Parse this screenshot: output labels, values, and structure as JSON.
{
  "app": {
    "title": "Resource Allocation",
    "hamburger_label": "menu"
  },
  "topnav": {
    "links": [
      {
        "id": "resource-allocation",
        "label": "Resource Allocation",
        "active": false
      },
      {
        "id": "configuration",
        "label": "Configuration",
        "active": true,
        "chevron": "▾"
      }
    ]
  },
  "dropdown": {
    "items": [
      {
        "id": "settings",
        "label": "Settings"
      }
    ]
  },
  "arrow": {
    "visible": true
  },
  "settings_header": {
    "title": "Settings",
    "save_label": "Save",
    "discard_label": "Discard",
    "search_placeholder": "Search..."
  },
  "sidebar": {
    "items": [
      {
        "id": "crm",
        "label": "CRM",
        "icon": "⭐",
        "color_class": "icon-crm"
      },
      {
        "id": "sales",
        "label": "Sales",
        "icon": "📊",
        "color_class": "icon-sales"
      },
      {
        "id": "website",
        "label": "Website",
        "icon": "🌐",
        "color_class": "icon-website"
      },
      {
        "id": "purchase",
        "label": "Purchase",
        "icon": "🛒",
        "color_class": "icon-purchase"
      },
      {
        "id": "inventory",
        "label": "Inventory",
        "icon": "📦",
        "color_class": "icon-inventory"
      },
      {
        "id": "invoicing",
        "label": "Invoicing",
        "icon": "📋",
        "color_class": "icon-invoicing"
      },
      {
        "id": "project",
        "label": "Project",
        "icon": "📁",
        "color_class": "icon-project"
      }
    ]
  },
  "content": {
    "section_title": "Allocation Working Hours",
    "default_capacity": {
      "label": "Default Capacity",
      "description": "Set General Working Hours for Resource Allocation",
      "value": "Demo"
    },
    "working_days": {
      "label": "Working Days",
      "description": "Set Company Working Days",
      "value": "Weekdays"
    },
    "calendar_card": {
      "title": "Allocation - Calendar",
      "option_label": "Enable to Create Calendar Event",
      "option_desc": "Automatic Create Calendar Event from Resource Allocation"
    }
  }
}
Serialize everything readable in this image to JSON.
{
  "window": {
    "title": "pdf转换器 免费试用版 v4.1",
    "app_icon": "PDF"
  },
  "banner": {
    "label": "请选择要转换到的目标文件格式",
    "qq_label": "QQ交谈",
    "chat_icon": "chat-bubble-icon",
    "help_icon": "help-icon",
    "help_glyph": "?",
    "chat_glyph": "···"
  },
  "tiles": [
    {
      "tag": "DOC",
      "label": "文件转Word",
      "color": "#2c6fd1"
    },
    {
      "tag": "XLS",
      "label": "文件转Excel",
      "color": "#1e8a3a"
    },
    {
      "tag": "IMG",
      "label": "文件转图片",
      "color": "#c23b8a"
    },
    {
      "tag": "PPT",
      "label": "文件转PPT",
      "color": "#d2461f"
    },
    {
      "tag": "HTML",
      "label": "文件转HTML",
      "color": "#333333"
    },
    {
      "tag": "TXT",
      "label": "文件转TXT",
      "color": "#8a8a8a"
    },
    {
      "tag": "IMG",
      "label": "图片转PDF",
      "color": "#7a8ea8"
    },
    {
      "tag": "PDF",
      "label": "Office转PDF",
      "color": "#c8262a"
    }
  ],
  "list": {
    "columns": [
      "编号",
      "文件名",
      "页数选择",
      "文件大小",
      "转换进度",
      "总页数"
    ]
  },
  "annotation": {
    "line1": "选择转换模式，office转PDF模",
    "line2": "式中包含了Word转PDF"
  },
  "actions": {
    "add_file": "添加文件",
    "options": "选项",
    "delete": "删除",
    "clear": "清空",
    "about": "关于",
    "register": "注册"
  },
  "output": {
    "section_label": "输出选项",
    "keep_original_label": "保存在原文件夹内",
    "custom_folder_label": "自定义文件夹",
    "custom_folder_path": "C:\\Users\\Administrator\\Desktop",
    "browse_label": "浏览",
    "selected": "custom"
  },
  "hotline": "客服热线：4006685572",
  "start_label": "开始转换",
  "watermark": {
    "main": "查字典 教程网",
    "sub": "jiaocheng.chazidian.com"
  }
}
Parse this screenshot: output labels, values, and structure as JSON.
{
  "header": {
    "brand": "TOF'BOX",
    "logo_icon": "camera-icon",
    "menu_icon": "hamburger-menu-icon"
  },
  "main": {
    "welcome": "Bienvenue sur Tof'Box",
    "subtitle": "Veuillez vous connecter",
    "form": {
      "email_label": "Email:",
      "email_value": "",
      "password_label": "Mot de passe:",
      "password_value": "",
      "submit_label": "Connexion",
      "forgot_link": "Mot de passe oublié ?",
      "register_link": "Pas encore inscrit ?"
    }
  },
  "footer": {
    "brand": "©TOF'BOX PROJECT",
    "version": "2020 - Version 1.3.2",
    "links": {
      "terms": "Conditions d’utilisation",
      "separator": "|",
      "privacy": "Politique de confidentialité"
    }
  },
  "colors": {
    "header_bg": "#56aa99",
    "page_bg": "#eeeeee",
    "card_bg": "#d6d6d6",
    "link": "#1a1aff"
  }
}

[Task objective]:
Take the data above and return it exactly.

[Answer for the task]:
Parse this screenshot: output labels, values, and structure as JSON.
{
  "app": {
    "title": "Resource Allocation",
    "hamburger_label": "menu"
  },
  "topnav": {
    "links": [
      {
        "id": "resource-allocation",
        "label": "Resource Allocation",
        "active": false
      },
      {
        "id": "configuration",
        "label": "Configuration",
        "active": true,
        "chevron": "▾"
      }
    ]
  },
  "dropdown": {
    "items": [
      {
        "id": "settings",
        "label": "Settings"
      }
    ]
  },
  "arrow": {
    "visible": true
  },
  "settings_header": {
    "title": "Settings",
    "save_label": "Save",
    "discard_label": "Discard",
    "search_placeholder": "Search..."
  },
  "sidebar": {
    "items": [
      {
        "id": "crm",
        "label": "CRM",
        "icon": "⭐",
        "color_class": "icon-crm"
      },
      {
        "id": "sales",
        "label": "Sales",
        "icon": "📊",
        "color_class": "icon-sales"
      },
      {
        "id": "website",
        "label": "Website",
        "icon": "🌐",
        "color_class": "icon-website"
      },
      {
        "id": "purchase",
        "label": "Purchase",
        "icon": "🛒",
        "color_class": "icon-purchase"
      },
      {
        "id": "inventory",
        "label": "Inventory",
        "icon": "📦",
        "color_class": "icon-inventory"
      },
      {
        "id": "invoicing",
        "label": "Invoicing",
        "icon": "📋",
        "color_class": "icon-invoicing"
      },
      {
        "id": "project",
        "label": "Project",
        "icon": "📁",
        "color_class": "icon-project"
      }
    ]
  },
  "content": {
    "section_title": "Allocation Working Hours",
    "default_capacity": {
      "label": "Default Capacity",
      "description": "Set General Working Hours for Resource Allocation",
      "value": "Demo"
    },
    "working_days": {
      "label": "Working Days",
      "description": "Set Company Working Days",
      "value": "Weekdays"
    },
    "calendar_card": {
      "title": "Allocation - Calendar",
      "option_label": "Enable to Create Calendar Event",
      "option_desc": "Automatic Create Calendar Event from Resource Allocation"
    }
  }
}
Serialize everything readable in this image to JSON.
{
  "window": {
    "title": "pdf转换器 免费试用版 v4.1",
    "app_icon": "PDF"
  },
  "banner": {
    "label": "请选择要转换到的目标文件格式",
    "qq_label": "QQ交谈",
    "chat_icon": "chat-bubble-icon",
    "help_icon": "help-icon",
    "help_glyph": "?",
    "chat_glyph": "···"
  },
  "tiles": [
    {
      "tag": "DOC",
      "label": "文件转Word",
      "color": "#2c6fd1"
    },
    {
      "tag": "XLS",
      "label": "文件转Excel",
      "color": "#1e8a3a"
    },
    {
      "tag": "IMG",
      "label": "文件转图片",
      "color": "#c23b8a"
    },
    {
      "tag": "PPT",
      "label": "文件转PPT",
      "color": "#d2461f"
    },
    {
      "tag": "HTML",
      "label": "文件转HTML",
      "color": "#333333"
    },
    {
      "tag": "TXT",
      "label": "文件转TXT",
      "color": "#8a8a8a"
    },
    {
      "tag": "IMG",
      "label": "图片转PDF",
      "color": "#7a8ea8"
    },
    {
      "tag": "PDF",
      "label": "Office转PDF",
      "color": "#c8262a"
    }
  ],
  "list": {
    "columns": [
      "编号",
      "文件名",
      "页数选择",
      "文件大小",
      "转换进度",
      "总页数"
    ]
  },
  "annotation": {
    "line1": "选择转换模式，office转PDF模",
    "line2": "式中包含了Word转PDF"
  },
  "actions": {
    "add_file": "添加文件",
    "options": "选项",
    "delete": "删除",
    "clear": "清空",
    "about": "关于",
    "register": "注册"
  },
  "output": {
    "section_label": "输出选项",
    "keep_original_label": "保存在原文件夹内",
    "custom_folder_label": "自定义文件夹",
    "custom_folder_path": "C:\\Users\\Administrator\\Desktop",
    "browse_label": "浏览",
    "selected": "custom"
  },
  "hotline": "客服热线：4006685572",
  "start_label": "开始转换",
  "watermark": {
    "main": "查字典 教程网",
    "sub": "jiaocheng.chazidian.com"
  }
}
Parse this screenshot: output labels, values, and structure as JSON.
{
  "header": {
    "brand": "TOF'BOX",
    "logo_icon": "camera-icon",
    "menu_icon": "hamburger-menu-icon"
  },
  "main": {
    "welcome": "Bienvenue sur Tof'Box",
    "subtitle": "Veuillez vous connecter",
    "form": {
      "email_label": "Email:",
      "email_value": "",
      "password_label": "Mot de passe:",
      "password_value": "",
      "submit_label": "Connexion",
      "forgot_link": "Mot de passe oublié ?",
      "register_link": "Pas encore inscrit ?"
    }
  },
  "footer": {
    "brand": "©TOF'BOX PROJECT",
    "version": "2020 - Version 1.3.2",
    "links": {
      "terms": "Conditions d’utilisation",
      "separator": "|",
      "privacy": "Politique de confidentialité"
    }
  },
  "colors": {
    "header_bg": "#56aa99",
    "page_bg": "#eeeeee",
    "card_bg": "#d6d6d6",
    "link": "#1a1aff"
  }
}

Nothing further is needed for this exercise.